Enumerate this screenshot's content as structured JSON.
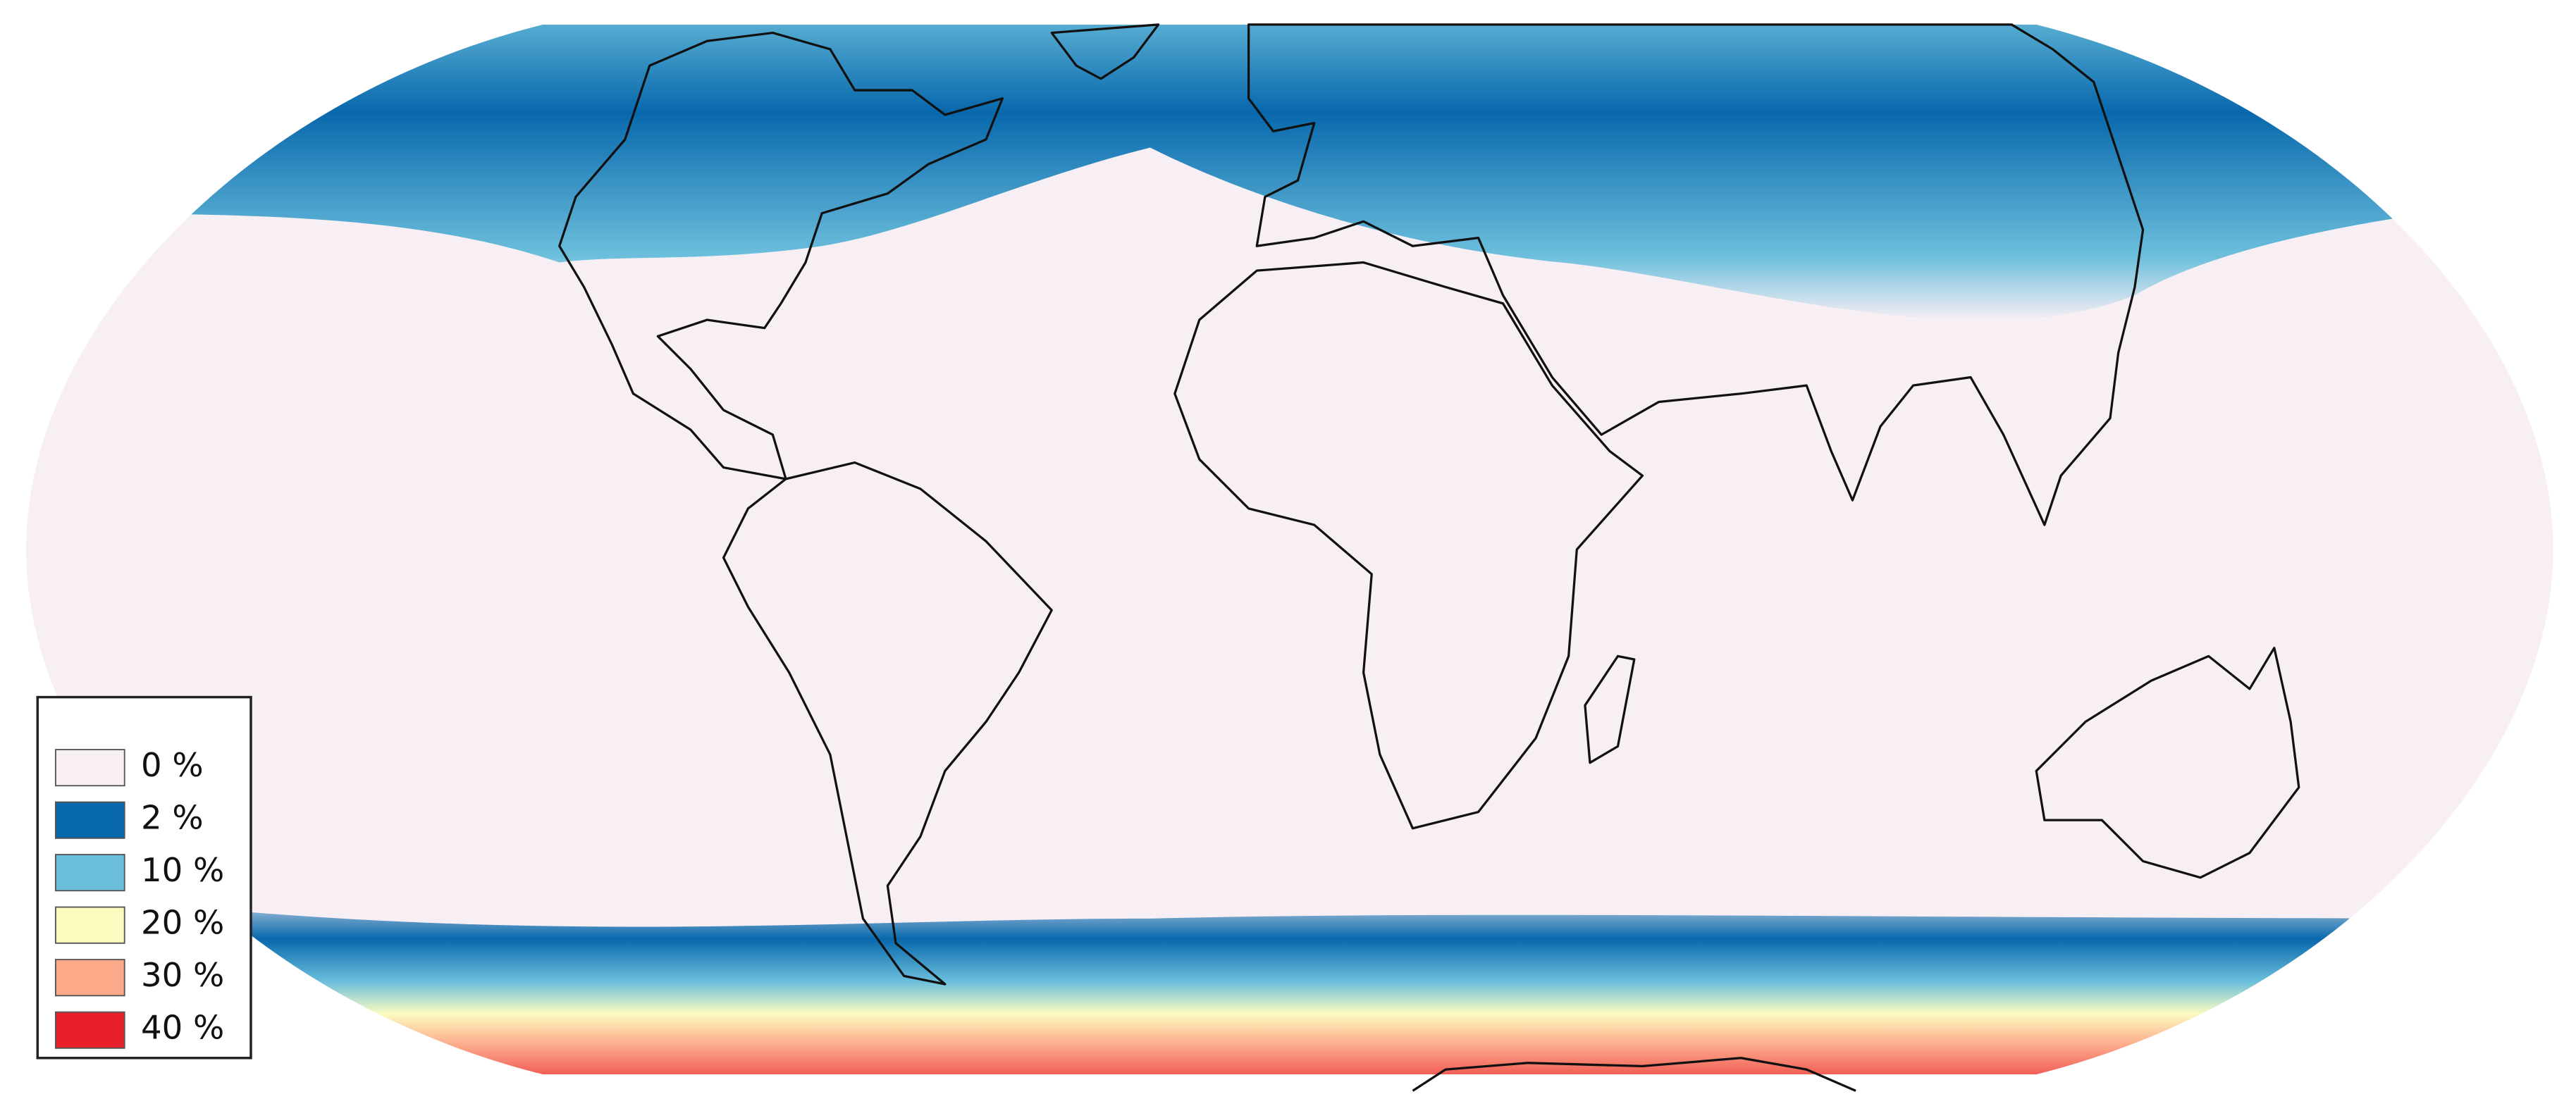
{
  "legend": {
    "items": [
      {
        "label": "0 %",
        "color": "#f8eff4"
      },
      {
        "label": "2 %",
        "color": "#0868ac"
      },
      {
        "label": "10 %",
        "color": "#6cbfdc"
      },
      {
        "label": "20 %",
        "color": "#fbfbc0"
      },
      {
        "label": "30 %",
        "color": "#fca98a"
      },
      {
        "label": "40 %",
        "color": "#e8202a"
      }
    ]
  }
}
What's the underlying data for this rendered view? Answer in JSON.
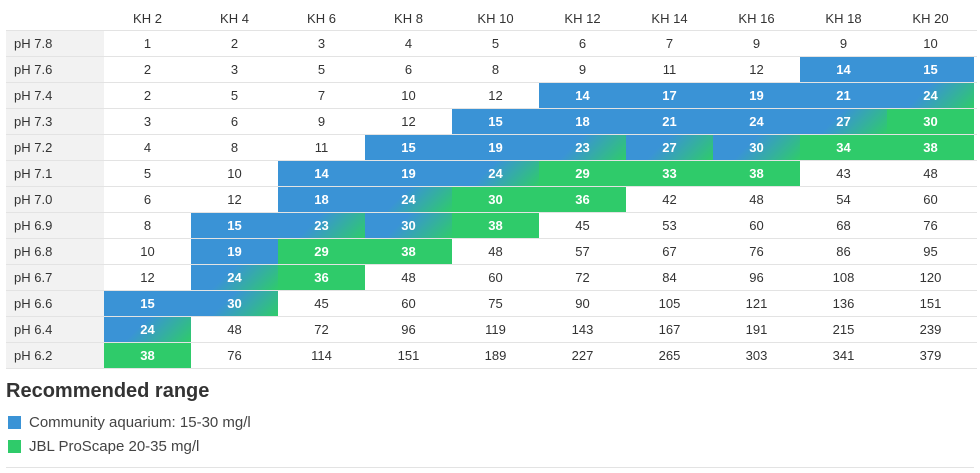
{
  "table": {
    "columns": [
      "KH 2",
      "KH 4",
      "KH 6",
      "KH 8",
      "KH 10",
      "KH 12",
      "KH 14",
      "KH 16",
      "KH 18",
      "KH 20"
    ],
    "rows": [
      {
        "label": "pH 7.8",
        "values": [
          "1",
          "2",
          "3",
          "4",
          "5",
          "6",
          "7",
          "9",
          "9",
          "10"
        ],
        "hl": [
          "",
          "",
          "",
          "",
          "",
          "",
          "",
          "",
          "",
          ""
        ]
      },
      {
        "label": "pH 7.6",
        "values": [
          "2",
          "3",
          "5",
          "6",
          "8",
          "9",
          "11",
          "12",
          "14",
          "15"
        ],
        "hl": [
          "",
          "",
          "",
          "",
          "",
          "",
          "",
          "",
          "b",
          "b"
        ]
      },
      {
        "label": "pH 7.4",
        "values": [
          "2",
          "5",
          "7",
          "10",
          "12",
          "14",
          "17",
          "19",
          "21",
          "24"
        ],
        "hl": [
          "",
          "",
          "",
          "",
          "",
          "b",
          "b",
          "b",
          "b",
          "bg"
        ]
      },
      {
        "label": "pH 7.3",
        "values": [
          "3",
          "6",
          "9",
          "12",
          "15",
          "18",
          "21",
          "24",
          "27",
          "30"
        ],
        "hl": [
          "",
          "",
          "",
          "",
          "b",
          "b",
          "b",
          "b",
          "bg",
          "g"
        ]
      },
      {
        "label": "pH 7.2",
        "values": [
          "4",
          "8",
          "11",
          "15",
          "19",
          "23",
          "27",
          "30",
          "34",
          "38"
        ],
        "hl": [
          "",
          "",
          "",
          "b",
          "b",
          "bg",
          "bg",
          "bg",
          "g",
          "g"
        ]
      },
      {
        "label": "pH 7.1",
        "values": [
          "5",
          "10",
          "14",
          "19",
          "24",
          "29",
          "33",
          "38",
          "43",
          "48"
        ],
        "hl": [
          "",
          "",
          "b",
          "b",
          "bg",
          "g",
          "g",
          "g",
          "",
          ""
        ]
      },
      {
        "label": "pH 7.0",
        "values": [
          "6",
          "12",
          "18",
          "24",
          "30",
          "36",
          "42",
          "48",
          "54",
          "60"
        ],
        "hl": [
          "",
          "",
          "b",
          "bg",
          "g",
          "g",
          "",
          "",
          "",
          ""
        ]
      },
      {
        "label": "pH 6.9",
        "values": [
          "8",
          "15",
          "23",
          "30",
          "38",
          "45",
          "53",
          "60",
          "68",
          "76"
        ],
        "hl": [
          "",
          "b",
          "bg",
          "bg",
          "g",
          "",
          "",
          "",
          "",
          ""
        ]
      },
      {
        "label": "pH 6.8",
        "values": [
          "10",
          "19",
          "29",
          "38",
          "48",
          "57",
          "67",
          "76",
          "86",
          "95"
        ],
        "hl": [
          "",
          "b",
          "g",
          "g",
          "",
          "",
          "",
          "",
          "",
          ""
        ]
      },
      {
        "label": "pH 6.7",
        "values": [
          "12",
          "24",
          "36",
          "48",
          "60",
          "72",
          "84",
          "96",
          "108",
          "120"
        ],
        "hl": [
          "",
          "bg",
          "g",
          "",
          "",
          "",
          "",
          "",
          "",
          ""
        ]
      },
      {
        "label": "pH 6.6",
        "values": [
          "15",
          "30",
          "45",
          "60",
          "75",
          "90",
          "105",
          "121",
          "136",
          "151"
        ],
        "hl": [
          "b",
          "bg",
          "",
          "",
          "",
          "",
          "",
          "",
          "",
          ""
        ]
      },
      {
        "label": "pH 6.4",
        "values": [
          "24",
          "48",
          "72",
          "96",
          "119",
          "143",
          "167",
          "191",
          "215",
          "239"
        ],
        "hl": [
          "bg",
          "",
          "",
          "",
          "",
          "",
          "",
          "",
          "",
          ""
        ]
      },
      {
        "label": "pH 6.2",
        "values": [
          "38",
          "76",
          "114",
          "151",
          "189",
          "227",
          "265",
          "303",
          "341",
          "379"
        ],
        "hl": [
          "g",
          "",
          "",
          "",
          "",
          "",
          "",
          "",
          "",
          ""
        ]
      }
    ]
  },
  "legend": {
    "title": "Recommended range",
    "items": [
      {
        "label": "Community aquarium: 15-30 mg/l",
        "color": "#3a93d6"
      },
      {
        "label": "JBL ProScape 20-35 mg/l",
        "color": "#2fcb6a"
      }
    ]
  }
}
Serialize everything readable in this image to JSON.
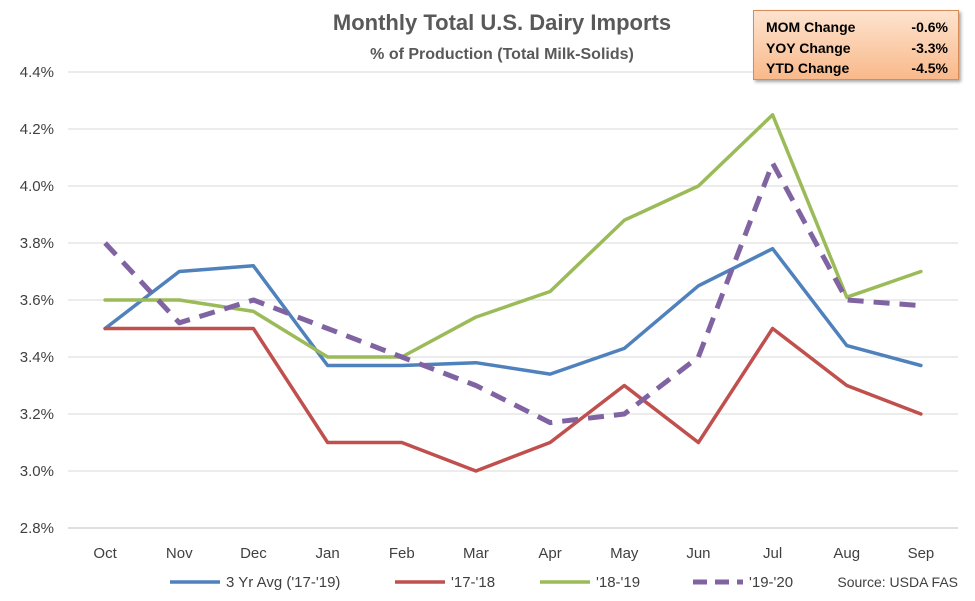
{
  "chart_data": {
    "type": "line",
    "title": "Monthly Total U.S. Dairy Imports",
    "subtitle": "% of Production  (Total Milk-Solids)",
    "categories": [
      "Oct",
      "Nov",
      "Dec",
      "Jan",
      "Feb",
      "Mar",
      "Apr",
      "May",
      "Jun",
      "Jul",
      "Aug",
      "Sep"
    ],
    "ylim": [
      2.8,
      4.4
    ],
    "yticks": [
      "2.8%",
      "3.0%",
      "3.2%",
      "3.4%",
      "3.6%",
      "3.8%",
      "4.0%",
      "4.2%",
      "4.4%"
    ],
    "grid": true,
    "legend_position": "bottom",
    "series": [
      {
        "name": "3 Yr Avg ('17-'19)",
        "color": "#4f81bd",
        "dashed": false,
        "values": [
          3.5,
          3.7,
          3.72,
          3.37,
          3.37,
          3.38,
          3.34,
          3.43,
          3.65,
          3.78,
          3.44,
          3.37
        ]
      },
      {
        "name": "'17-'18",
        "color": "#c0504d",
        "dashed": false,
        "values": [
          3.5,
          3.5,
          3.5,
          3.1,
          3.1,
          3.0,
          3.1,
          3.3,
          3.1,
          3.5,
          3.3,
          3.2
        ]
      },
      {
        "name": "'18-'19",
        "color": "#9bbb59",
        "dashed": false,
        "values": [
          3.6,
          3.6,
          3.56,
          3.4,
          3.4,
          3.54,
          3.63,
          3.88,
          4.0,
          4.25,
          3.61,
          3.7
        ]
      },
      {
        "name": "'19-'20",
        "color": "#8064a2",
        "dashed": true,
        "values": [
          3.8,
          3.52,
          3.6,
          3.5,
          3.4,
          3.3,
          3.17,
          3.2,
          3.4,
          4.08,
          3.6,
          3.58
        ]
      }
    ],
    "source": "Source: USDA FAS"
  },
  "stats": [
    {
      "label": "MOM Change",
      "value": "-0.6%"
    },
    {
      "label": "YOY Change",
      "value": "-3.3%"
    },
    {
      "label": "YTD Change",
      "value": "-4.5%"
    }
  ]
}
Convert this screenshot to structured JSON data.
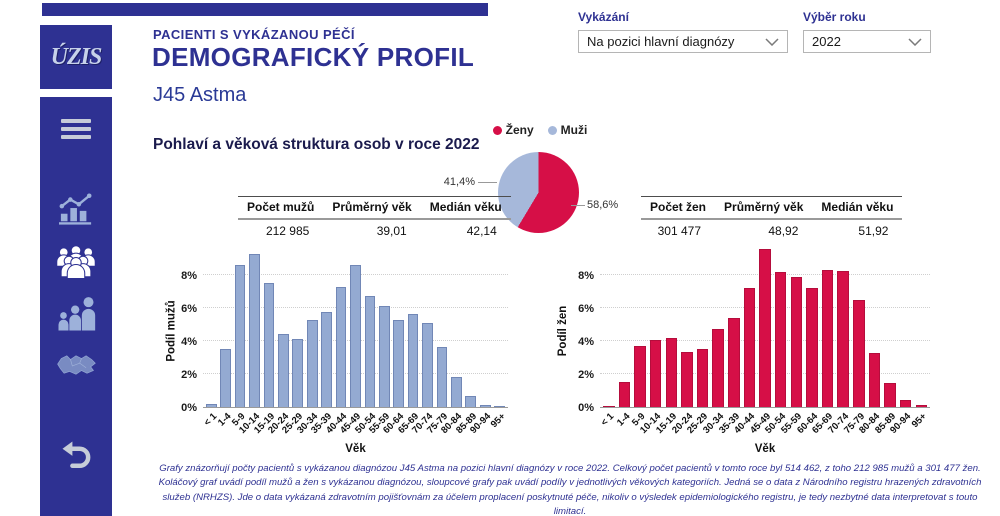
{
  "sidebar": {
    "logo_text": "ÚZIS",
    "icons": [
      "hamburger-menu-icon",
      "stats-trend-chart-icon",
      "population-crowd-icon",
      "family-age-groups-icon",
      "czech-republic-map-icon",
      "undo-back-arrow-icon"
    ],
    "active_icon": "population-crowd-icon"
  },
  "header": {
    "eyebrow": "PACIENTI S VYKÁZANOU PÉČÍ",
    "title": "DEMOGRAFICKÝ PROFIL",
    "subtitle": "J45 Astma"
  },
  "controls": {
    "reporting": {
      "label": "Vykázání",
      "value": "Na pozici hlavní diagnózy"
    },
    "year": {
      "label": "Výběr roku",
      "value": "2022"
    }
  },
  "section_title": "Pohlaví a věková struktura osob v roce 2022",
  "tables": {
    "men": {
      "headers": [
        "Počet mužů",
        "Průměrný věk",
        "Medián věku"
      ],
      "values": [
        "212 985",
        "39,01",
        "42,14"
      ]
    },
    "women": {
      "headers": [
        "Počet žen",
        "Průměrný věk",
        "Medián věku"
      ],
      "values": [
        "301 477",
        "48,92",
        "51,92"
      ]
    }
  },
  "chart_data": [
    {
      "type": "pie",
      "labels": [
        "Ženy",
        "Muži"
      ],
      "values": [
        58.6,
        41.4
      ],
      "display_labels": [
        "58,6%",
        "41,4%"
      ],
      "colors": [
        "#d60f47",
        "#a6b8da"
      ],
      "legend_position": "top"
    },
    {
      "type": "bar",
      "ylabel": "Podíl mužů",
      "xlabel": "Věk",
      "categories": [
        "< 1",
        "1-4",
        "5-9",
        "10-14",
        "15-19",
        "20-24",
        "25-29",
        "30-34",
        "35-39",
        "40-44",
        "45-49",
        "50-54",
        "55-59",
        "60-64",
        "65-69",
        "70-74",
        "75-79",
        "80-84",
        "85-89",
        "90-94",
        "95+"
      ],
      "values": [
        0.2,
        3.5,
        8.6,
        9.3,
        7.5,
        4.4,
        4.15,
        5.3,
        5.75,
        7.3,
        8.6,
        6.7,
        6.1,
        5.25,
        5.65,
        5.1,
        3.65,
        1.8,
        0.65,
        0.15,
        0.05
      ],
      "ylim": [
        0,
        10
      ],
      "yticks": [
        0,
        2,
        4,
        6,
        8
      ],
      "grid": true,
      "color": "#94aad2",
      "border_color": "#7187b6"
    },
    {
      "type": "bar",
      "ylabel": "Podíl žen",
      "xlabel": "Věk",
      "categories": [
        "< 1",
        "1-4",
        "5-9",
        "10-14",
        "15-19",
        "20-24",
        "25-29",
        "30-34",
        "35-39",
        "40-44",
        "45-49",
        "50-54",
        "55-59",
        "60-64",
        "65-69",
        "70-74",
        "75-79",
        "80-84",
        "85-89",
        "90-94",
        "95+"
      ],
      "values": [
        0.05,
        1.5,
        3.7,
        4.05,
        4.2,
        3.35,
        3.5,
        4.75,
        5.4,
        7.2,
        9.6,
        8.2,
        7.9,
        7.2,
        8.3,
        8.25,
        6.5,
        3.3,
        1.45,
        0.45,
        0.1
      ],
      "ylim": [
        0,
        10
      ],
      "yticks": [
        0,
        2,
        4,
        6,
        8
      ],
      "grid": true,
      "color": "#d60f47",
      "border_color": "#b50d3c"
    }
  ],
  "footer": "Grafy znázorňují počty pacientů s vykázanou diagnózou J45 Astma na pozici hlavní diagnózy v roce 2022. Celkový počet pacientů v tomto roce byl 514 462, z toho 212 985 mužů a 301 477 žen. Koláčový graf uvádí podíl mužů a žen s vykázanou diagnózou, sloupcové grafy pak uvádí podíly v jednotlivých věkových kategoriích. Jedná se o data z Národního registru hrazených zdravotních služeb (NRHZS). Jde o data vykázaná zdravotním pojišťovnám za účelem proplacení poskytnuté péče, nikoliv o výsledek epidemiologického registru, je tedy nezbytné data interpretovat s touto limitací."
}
——————————
[Work to be completed]:
Which lines hold the word "this"? Return all of them from the records above.

[Exercise solution]:
Enumerate this screenshot's content as structured JSON.
What's the underlying data for this rendered view? Answer in JSON.
Serialize everything readable in this image to JSON.
Convert this screenshot to structured JSON data.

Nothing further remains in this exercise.